Direction: Single out the lines of the material that contain "JSON" and copy them.

Provided data:

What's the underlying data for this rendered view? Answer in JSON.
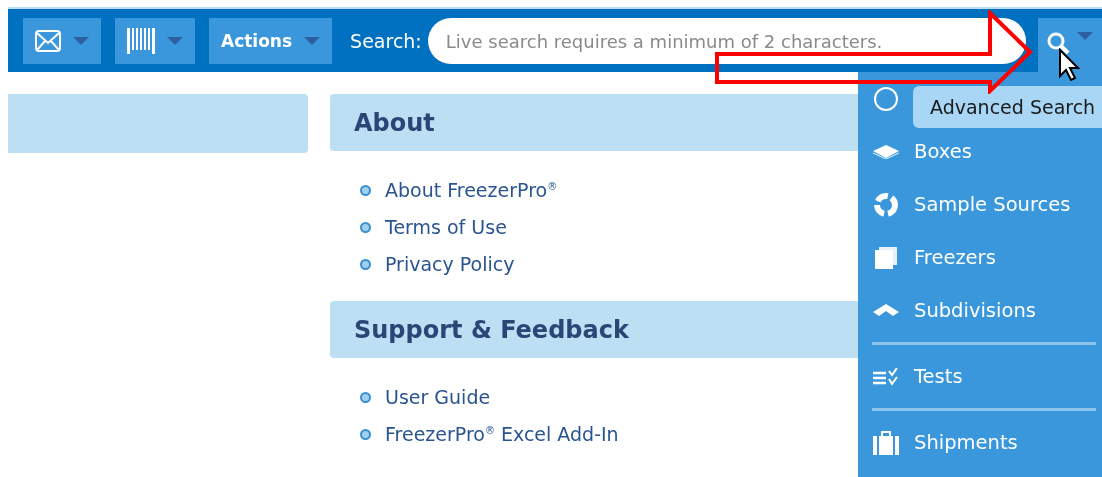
{
  "toolbar": {
    "actions_label": "Actions",
    "search_label": "Search:",
    "search": {
      "placeholder": "Live search requires a minimum of 2 characters."
    }
  },
  "sections": [
    {
      "title": "About",
      "links": [
        "About FreezerPro$^{®}$",
        "Terms of Use",
        "Privacy Policy"
      ]
    },
    {
      "title": "Support & Feedback",
      "links": [
        "User Guide",
        "FreezerPro$^{®}$ Excel Add-In"
      ]
    }
  ],
  "search_menu": {
    "tooltip": "Advanced Search",
    "items": [
      {
        "kind": "item"
      },
      {
        "kind": "item",
        "label": "Boxes"
      },
      {
        "kind": "item",
        "label": "Sample Sources"
      },
      {
        "kind": "item",
        "label": "Freezers"
      },
      {
        "kind": "item",
        "label": "Subdivisions"
      },
      {
        "kind": "divider"
      },
      {
        "kind": "item",
        "label": "Tests"
      },
      {
        "kind": "divider"
      },
      {
        "kind": "item",
        "label": "Shipments"
      }
    ]
  }
}
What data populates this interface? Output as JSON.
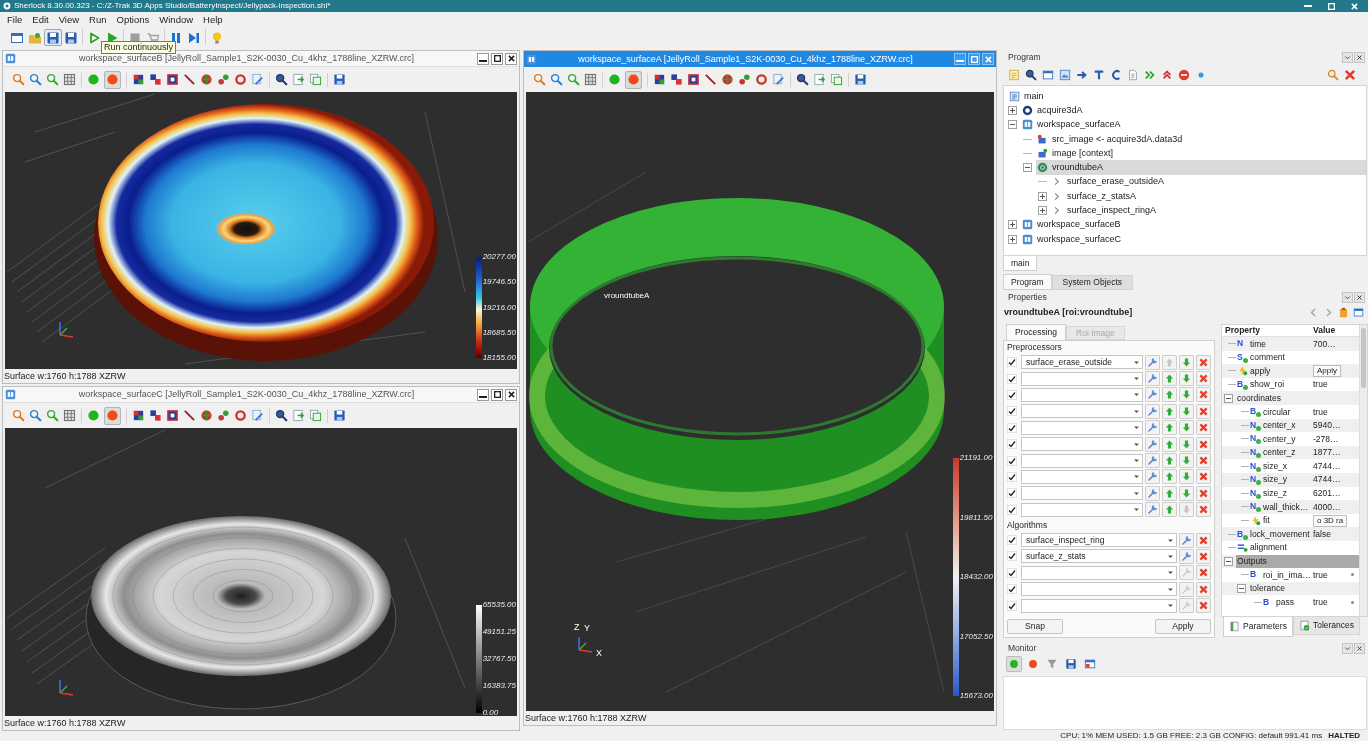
{
  "window": {
    "title": "Sherlock 8.30.00.323 - C:/Z-Trak 3D Apps Studio/BatteryInspect/Jellypack-inspection.shl*"
  },
  "menu": [
    "File",
    "Edit",
    "View",
    "Run",
    "Options",
    "Window",
    "Help"
  ],
  "toolbar": [
    {
      "kind": "new",
      "disabled": false,
      "pressed": false
    },
    {
      "kind": "open",
      "disabled": false,
      "pressed": false
    },
    {
      "kind": "save",
      "disabled": false,
      "pressed": true
    },
    {
      "kind": "save_as",
      "disabled": false,
      "pressed": false
    },
    {
      "kind": "run",
      "disabled": false,
      "pressed": false
    },
    {
      "kind": "run_continuous",
      "disabled": false,
      "pressed": false,
      "tooltip": "Run continuously"
    },
    {
      "kind": "stop",
      "disabled": true,
      "pressed": false
    },
    {
      "kind": "abort",
      "disabled": true,
      "pressed": false
    },
    {
      "kind": "pause",
      "disabled": false,
      "pressed": false
    },
    {
      "kind": "step",
      "disabled": false,
      "pressed": false
    },
    {
      "kind": "hint",
      "disabled": false,
      "pressed": false
    }
  ],
  "left_viewers": [
    {
      "title": "workspace_surfaceB [JellyRoll_Sample1_S2K-0030_Cu_4khz_1788line_XZRW.crc]",
      "active": false,
      "kind": "height_map",
      "capture_pressed": true,
      "scale": [
        "20277.00",
        "19746.50",
        "19216.00",
        "18685.50",
        "18155.00"
      ],
      "status": "Surface w:1760 h:1788 XZRW"
    },
    {
      "title": "workspace_surfaceC [JellyRoll_Sample1_S2K-0030_Cu_4khz_1788line_XZRW.crc]",
      "active": false,
      "kind": "intensity_map",
      "capture_pressed": true,
      "scale": [
        "65535.00",
        "49151.25",
        "32767.50",
        "16383.75",
        "0.00"
      ],
      "status": "Surface w:1760 h:1788 XZRW"
    }
  ],
  "main_viewer": {
    "title": "workspace_surfaceA [JellyRoll_Sample1_S2K-0030_Cu_4khz_1788line_XZRW.crc]",
    "active": true,
    "kind": "roi_view",
    "capture_pressed": true,
    "roi_label": "vroundtubeA",
    "axis_labels": [
      "Z",
      "Y",
      "X"
    ],
    "scale": [
      "21191.00",
      "19811.50",
      "18432.00",
      "17052.50",
      "15673.00"
    ],
    "status": "Surface w:1760 h:1788 XZRW"
  },
  "program": {
    "title": "Program",
    "tree": [
      {
        "label": "main",
        "kind": "program",
        "selected": false
      },
      {
        "label": "acquire3dA",
        "kind": "acquire",
        "expanded": false,
        "selected": false
      },
      {
        "label": "workspace_surfaceA",
        "kind": "workspace",
        "expanded": true,
        "selected": false,
        "children": [
          {
            "label": "src_image <- acquire3dA.data3d",
            "kind": "input",
            "selected": false
          },
          {
            "label": "image [context]",
            "kind": "output",
            "selected": false
          },
          {
            "label": "vroundtubeA",
            "kind": "roi",
            "expanded": true,
            "selected": true,
            "children": [
              {
                "label": "surface_erase_outsideA",
                "kind": "tool",
                "selected": false
              },
              {
                "label": "surface_z_statsA",
                "kind": "tool",
                "expanded": false,
                "selected": false
              },
              {
                "label": "surface_inspect_ringA",
                "kind": "tool",
                "expanded": false,
                "selected": false
              }
            ]
          }
        ]
      },
      {
        "label": "workspace_surfaceB",
        "kind": "workspace",
        "expanded": false,
        "selected": false
      },
      {
        "label": "workspace_surfaceC",
        "kind": "workspace",
        "expanded": false,
        "selected": false
      }
    ],
    "script_tabs": [
      {
        "label": "main",
        "selected": true
      }
    ],
    "tabs": [
      {
        "label": "Program",
        "selected": true
      },
      {
        "label": "System Objects",
        "selected": false
      }
    ]
  },
  "properties": {
    "title": "Properties",
    "object": "vroundtubeA [roi:vroundtube]",
    "tabs": [
      {
        "label": "Processing",
        "selected": true
      },
      {
        "label": "Roi Image",
        "selected": false
      }
    ],
    "preprocessors_label": "Preprocessors",
    "preprocessors": [
      {
        "checked": true,
        "value": "surface_erase_outside",
        "up_disabled": true,
        "down_disabled": false
      },
      {
        "checked": true,
        "up_disabled": false,
        "down_disabled": false
      },
      {
        "checked": true,
        "up_disabled": false,
        "down_disabled": false
      },
      {
        "checked": true,
        "up_disabled": false,
        "down_disabled": false
      },
      {
        "checked": true,
        "up_disabled": false,
        "down_disabled": false
      },
      {
        "checked": true,
        "up_disabled": false,
        "down_disabled": false
      },
      {
        "checked": true,
        "up_disabled": false,
        "down_disabled": false
      },
      {
        "checked": true,
        "up_disabled": false,
        "down_disabled": false
      },
      {
        "checked": true,
        "up_disabled": false,
        "down_disabled": false
      },
      {
        "checked": true,
        "up_disabled": false,
        "down_disabled": true
      }
    ],
    "algorithms_label": "Algorithms",
    "algorithms": [
      {
        "checked": true,
        "value": "surface_inspect_ring",
        "configure_disabled": false
      },
      {
        "checked": true,
        "value": "surface_z_stats",
        "configure_disabled": false
      },
      {
        "checked": true,
        "configure_disabled": true
      },
      {
        "checked": true,
        "configure_disabled": true
      },
      {
        "checked": true,
        "configure_disabled": true
      }
    ],
    "buttons": [
      "Snap",
      "Apply"
    ],
    "grid": {
      "columns": [
        "Property",
        "Value"
      ],
      "rows": [
        {
          "name": "time",
          "kind": "input",
          "badge": "N",
          "dot": false,
          "value": "700…",
          "selected": false
        },
        {
          "name": "comment",
          "kind": "input",
          "badge": "S",
          "dot": true,
          "selected": false
        },
        {
          "name": "apply",
          "kind": "action",
          "button": "Apply",
          "selected": false
        },
        {
          "name": "show_roi",
          "kind": "input",
          "badge": "B",
          "dot": true,
          "value": "true",
          "selected": false
        },
        {
          "name": "coordinates",
          "kind": "group",
          "expanded": true,
          "selected": false,
          "children": [
            {
              "name": "circular",
              "kind": "input",
              "badge": "B",
              "dot": true,
              "value": "true",
              "selected": false
            },
            {
              "name": "center_x",
              "kind": "input",
              "badge": "N",
              "dot": true,
              "value": "5940…",
              "selected": false
            },
            {
              "name": "center_y",
              "kind": "input",
              "badge": "N",
              "dot": true,
              "value": "-278…",
              "selected": false
            },
            {
              "name": "center_z",
              "kind": "input",
              "badge": "N",
              "dot": true,
              "value": "1877…",
              "selected": false
            },
            {
              "name": "size_x",
              "kind": "input",
              "badge": "N",
              "dot": true,
              "value": "4744…",
              "selected": false
            },
            {
              "name": "size_y",
              "kind": "input",
              "badge": "N",
              "dot": true,
              "value": "4744…",
              "selected": false
            },
            {
              "name": "size_z",
              "kind": "input",
              "badge": "N",
              "dot": true,
              "value": "6201…",
              "selected": false
            },
            {
              "name": "wall_thick…",
              "kind": "input",
              "badge": "N",
              "dot": true,
              "value": "4000…",
              "selected": false
            },
            {
              "name": "fit",
              "kind": "action",
              "button": "o 3D ra",
              "selected": false
            }
          ]
        },
        {
          "name": "lock_movement",
          "kind": "input",
          "badge": "B",
          "dot": true,
          "value": "false",
          "selected": false
        },
        {
          "name": "alignment",
          "kind": "object",
          "selected": false
        },
        {
          "name": "Outputs",
          "kind": "group",
          "expanded": true,
          "selected": true,
          "children": [
            {
              "name": "roi_in_ima…",
              "kind": "output",
              "badge": "B",
              "dot": false,
              "value": "true",
              "selected": false
            },
            {
              "name": "tolerance",
              "kind": "group",
              "expanded": true,
              "selected": false,
              "children": [
                {
                  "name": "pass",
                  "kind": "output",
                  "badge": "B",
                  "dot": false,
                  "value": "true",
                  "selected": false
                }
              ]
            }
          ]
        }
      ]
    },
    "grid_tabs": [
      {
        "label": "Parameters",
        "kind": "parameters",
        "selected": true
      },
      {
        "label": "Tolerances",
        "kind": "tolerances",
        "selected": false
      }
    ]
  },
  "monitor": {
    "title": "Monitor",
    "toolbar": [
      {
        "kind": "start",
        "pressed": true
      },
      {
        "kind": "stop",
        "pressed": false
      },
      {
        "kind": "filter",
        "pressed": false
      },
      {
        "kind": "save",
        "pressed": false
      },
      {
        "kind": "window",
        "pressed": false
      }
    ]
  },
  "status_bar": {
    "text": "CPU: 1% MEM USED: 1.5 GB FREE: 2.3 GB CONFIG: default 991.41 ms",
    "state": "HALTED"
  }
}
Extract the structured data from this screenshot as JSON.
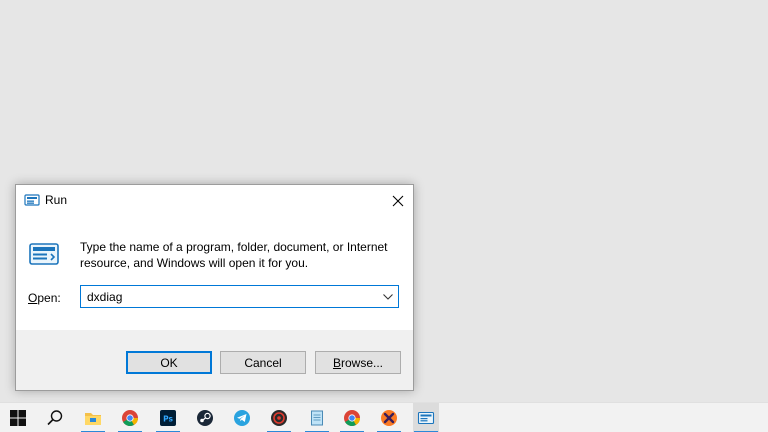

Task answer:
What's the underlying data for this rendered view? Answer in JSON.
What data populates this interface? Output as JSON.
Extract the structured data from this screenshot as JSON.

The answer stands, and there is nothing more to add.